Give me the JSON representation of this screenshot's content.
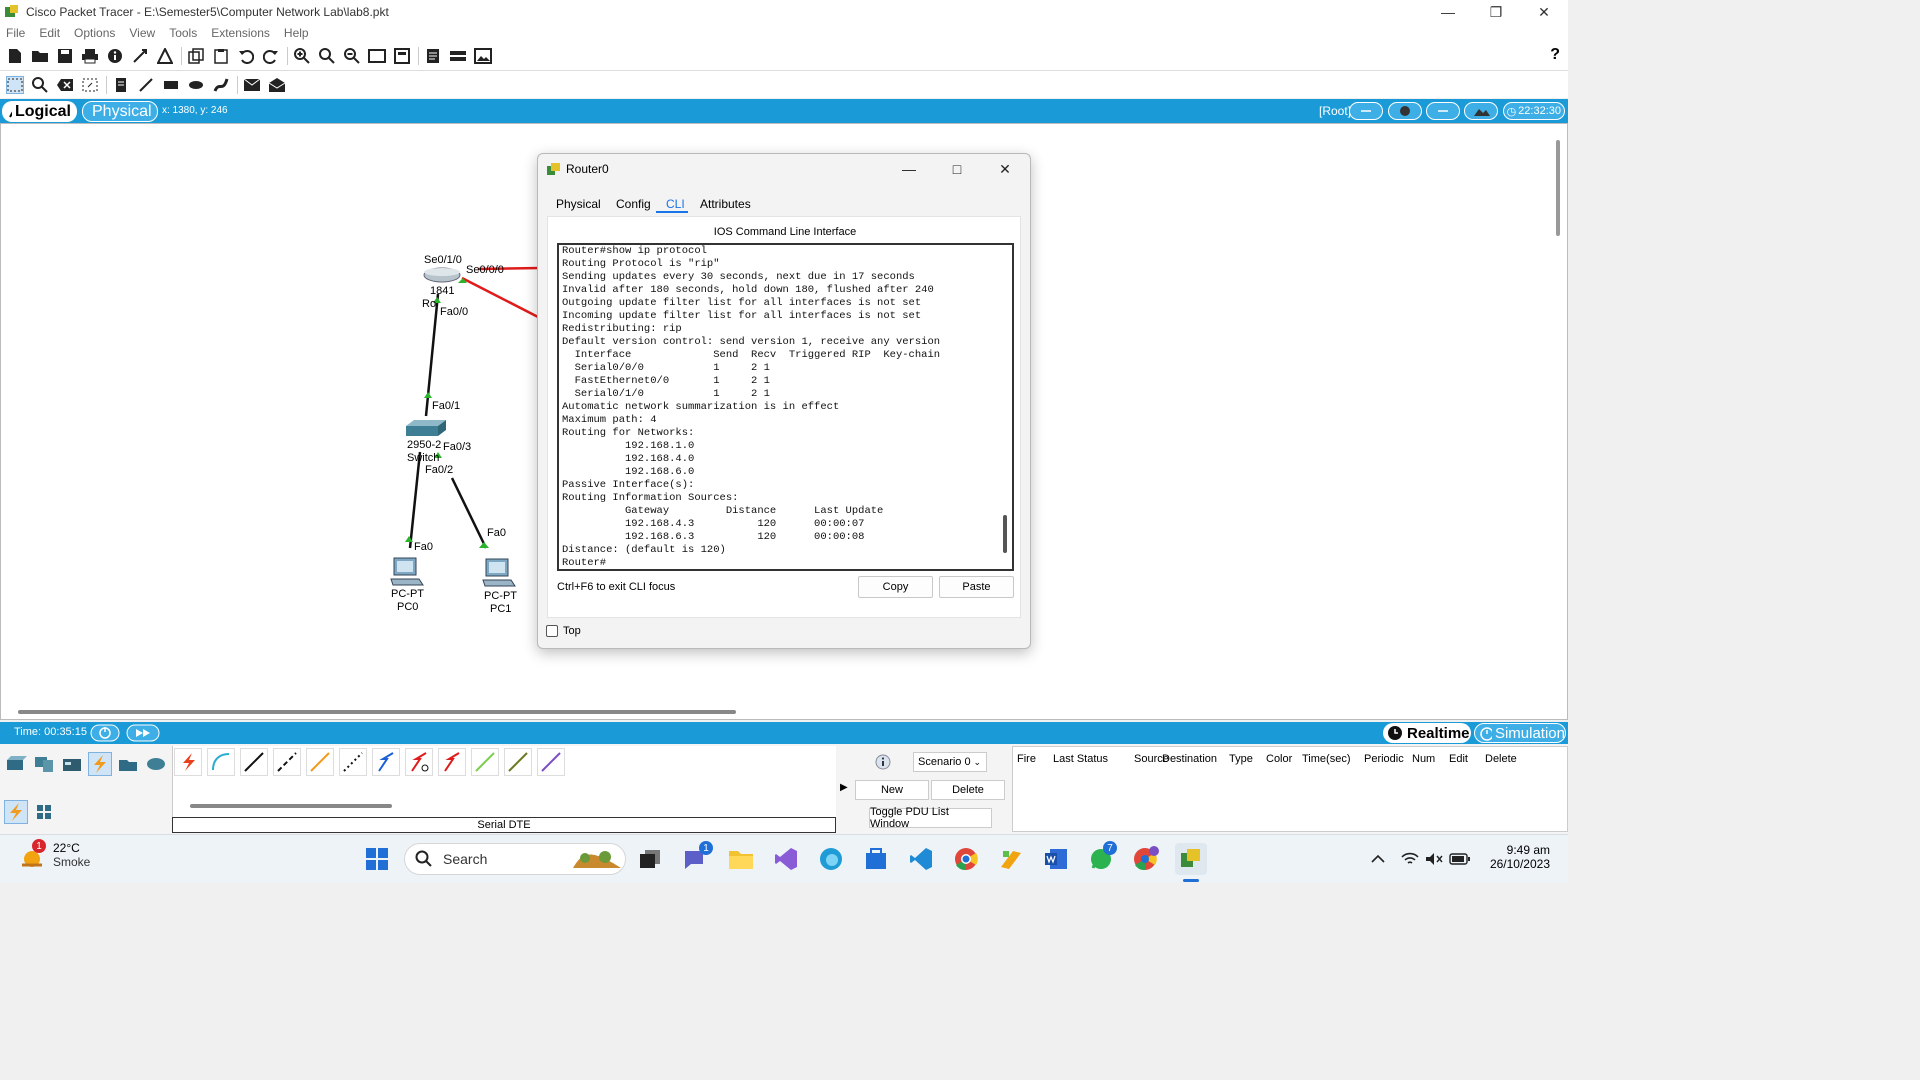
{
  "window": {
    "title": "Cisco Packet Tracer - E:\\Semester5\\Computer Network Lab\\lab8.pkt"
  },
  "menu": [
    "File",
    "Edit",
    "Options",
    "View",
    "Tools",
    "Extensions",
    "Help"
  ],
  "viewbar": {
    "logical_label": "Logical",
    "physical_label": "Physical",
    "coords": "x: 1380, y: 246",
    "root_label": "[Root]",
    "clock": "22:32:30"
  },
  "topology": {
    "router": {
      "model": "1841",
      "name": "Ro",
      "port_se010": "Se0/1/0",
      "port_se000": "Se0/0/0",
      "port_fa00": "Fa0/0"
    },
    "switch": {
      "model": "2950-2",
      "name": "Switch",
      "port_fa01": "Fa0/1",
      "port_fa03": "Fa0/3",
      "port_fa02": "Fa0/2"
    },
    "pc0": {
      "type": "PC-PT",
      "name": "PC0",
      "port": "Fa0"
    },
    "pc1": {
      "type": "PC-PT",
      "name": "PC1",
      "port": "Fa0"
    }
  },
  "dialog": {
    "title": "Router0",
    "tabs": [
      "Physical",
      "Config",
      "CLI",
      "Attributes"
    ],
    "active_tab": "CLI",
    "header": "IOS Command Line Interface",
    "cli_lines": [
      "Router#show ip protocol",
      "Routing Protocol is \"rip\"",
      "Sending updates every 30 seconds, next due in 17 seconds",
      "Invalid after 180 seconds, hold down 180, flushed after 240",
      "Outgoing update filter list for all interfaces is not set",
      "Incoming update filter list for all interfaces is not set",
      "Redistributing: rip",
      "Default version control: send version 1, receive any version",
      "  Interface             Send  Recv  Triggered RIP  Key-chain",
      "  Serial0/0/0           1     2 1",
      "  FastEthernet0/0       1     2 1",
      "  Serial0/1/0           1     2 1",
      "Automatic network summarization is in effect",
      "Maximum path: 4",
      "Routing for Networks:",
      "          192.168.1.0",
      "          192.168.4.0",
      "          192.168.6.0",
      "Passive Interface(s):",
      "Routing Information Sources:",
      "          Gateway         Distance      Last Update",
      "          192.168.4.3          120      00:00:07",
      "          192.168.6.3          120      00:00:08",
      "Distance: (default is 120)",
      "Router#"
    ],
    "hint": "Ctrl+F6 to exit CLI focus",
    "copy_label": "Copy",
    "paste_label": "Paste",
    "top_label": "Top"
  },
  "timebar": {
    "time": "Time: 00:35:15",
    "realtime_label": "Realtime",
    "simulation_label": "Simulation"
  },
  "bottom": {
    "connection_type": "Serial DTE",
    "scenario": "Scenario 0",
    "new_label": "New",
    "delete_label": "Delete",
    "toggle_label": "Toggle PDU List Window",
    "pdu_columns": [
      "Fire",
      "Last Status",
      "Source",
      "Destination",
      "Type",
      "Color",
      "Time(sec)",
      "Periodic",
      "Num",
      "Edit",
      "Delete"
    ]
  },
  "taskbar": {
    "weather_badge": "1",
    "temperature": "22°C",
    "condition": "Smoke",
    "search_placeholder": "Search",
    "teams_badge": "1",
    "whatsapp_badge": "7",
    "time": "9:49 am",
    "date": "26/10/2023"
  },
  "colors": {
    "accent_blue": "#1a9bd7",
    "link_red": "#e01b1b",
    "cli_blue": "#1a73e8"
  }
}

++++

Transcribe the listing in full. Omit the pictures and keep every line exact.

> _Result_
Give me the JSON representation of this screenshot's content.
{
  "window": {
    "title": "Cisco Packet Tracer - E:\\Semester5\\Computer Network Lab\\lab8.pkt"
  },
  "menu": [
    "File",
    "Edit",
    "Options",
    "View",
    "Tools",
    "Extensions",
    "Help"
  ],
  "viewbar": {
    "logical_label": "Logical",
    "physical_label": "Physical",
    "coords": "x: 1380, y: 246",
    "root_label": "[Root]",
    "clock": "22:32:30"
  },
  "topology": {
    "router": {
      "model": "1841",
      "name": "Ro",
      "port_se010": "Se0/1/0",
      "port_se000": "Se0/0/0",
      "port_fa00": "Fa0/0"
    },
    "switch": {
      "model": "2950-2",
      "name": "Switch",
      "port_fa01": "Fa0/1",
      "port_fa03": "Fa0/3",
      "port_fa02": "Fa0/2"
    },
    "pc0": {
      "type": "PC-PT",
      "name": "PC0",
      "port": "Fa0"
    },
    "pc1": {
      "type": "PC-PT",
      "name": "PC1",
      "port": "Fa0"
    }
  },
  "dialog": {
    "title": "Router0",
    "tabs": [
      "Physical",
      "Config",
      "CLI",
      "Attributes"
    ],
    "active_tab": "CLI",
    "header": "IOS Command Line Interface",
    "cli_lines": [
      "Router#show ip protocol",
      "Routing Protocol is \"rip\"",
      "Sending updates every 30 seconds, next due in 17 seconds",
      "Invalid after 180 seconds, hold down 180, flushed after 240",
      "Outgoing update filter list for all interfaces is not set",
      "Incoming update filter list for all interfaces is not set",
      "Redistributing: rip",
      "Default version control: send version 1, receive any version",
      "  Interface             Send  Recv  Triggered RIP  Key-chain",
      "  Serial0/0/0           1     2 1",
      "  FastEthernet0/0       1     2 1",
      "  Serial0/1/0           1     2 1",
      "Automatic network summarization is in effect",
      "Maximum path: 4",
      "Routing for Networks:",
      "          192.168.1.0",
      "          192.168.4.0",
      "          192.168.6.0",
      "Passive Interface(s):",
      "Routing Information Sources:",
      "          Gateway         Distance      Last Update",
      "          192.168.4.3          120      00:00:07",
      "          192.168.6.3          120      00:00:08",
      "Distance: (default is 120)",
      "Router#"
    ],
    "hint": "Ctrl+F6 to exit CLI focus",
    "copy_label": "Copy",
    "paste_label": "Paste",
    "top_label": "Top"
  },
  "timebar": {
    "time": "Time: 00:35:15",
    "realtime_label": "Realtime",
    "simulation_label": "Simulation"
  },
  "bottom": {
    "connection_type": "Serial DTE",
    "scenario": "Scenario 0",
    "new_label": "New",
    "delete_label": "Delete",
    "toggle_label": "Toggle PDU List Window",
    "pdu_columns": [
      "Fire",
      "Last Status",
      "Source",
      "Destination",
      "Type",
      "Color",
      "Time(sec)",
      "Periodic",
      "Num",
      "Edit",
      "Delete"
    ]
  },
  "taskbar": {
    "weather_badge": "1",
    "temperature": "22°C",
    "condition": "Smoke",
    "search_placeholder": "Search",
    "teams_badge": "1",
    "whatsapp_badge": "7",
    "time": "9:49 am",
    "date": "26/10/2023"
  },
  "colors": {
    "accent_blue": "#1a9bd7",
    "link_red": "#e01b1b",
    "cli_blue": "#1a73e8"
  }
}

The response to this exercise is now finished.